● **Task instructions**:
Repeat each entry word for word. Leave any images out of the copy.

● **Record list**:
▬▬▬▬▬▬
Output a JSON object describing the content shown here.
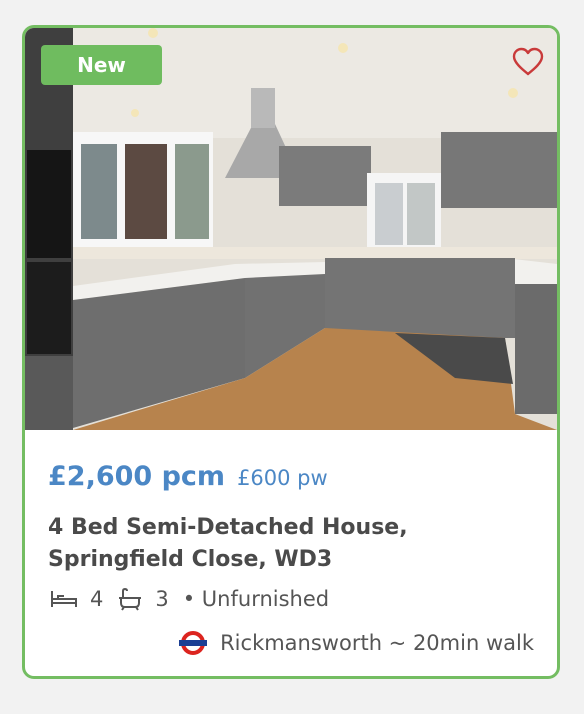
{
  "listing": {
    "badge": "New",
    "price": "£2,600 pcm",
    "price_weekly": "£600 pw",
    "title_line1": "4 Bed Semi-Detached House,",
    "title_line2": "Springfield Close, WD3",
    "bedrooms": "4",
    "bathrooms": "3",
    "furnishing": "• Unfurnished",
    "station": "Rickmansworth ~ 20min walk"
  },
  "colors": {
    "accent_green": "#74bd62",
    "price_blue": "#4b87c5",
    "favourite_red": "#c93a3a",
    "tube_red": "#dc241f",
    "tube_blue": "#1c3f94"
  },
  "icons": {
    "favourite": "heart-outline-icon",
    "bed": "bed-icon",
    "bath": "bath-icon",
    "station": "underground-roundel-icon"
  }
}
▬▬▬▬▬▬
● **Answer to the task**:
Output a JSON object describing the content shown here.
{
  "listing": {
    "badge": "New",
    "price": "£2,600 pcm",
    "price_weekly": "£600 pw",
    "title_line1": "4 Bed Semi-Detached House,",
    "title_line2": "Springfield Close, WD3",
    "bedrooms": "4",
    "bathrooms": "3",
    "furnishing": "• Unfurnished",
    "station": "Rickmansworth ~ 20min walk"
  },
  "colors": {
    "accent_green": "#74bd62",
    "price_blue": "#4b87c5",
    "favourite_red": "#c93a3a",
    "tube_red": "#dc241f",
    "tube_blue": "#1c3f94"
  },
  "icons": {
    "favourite": "heart-outline-icon",
    "bed": "bed-icon",
    "bath": "bath-icon",
    "station": "underground-roundel-icon"
  }
}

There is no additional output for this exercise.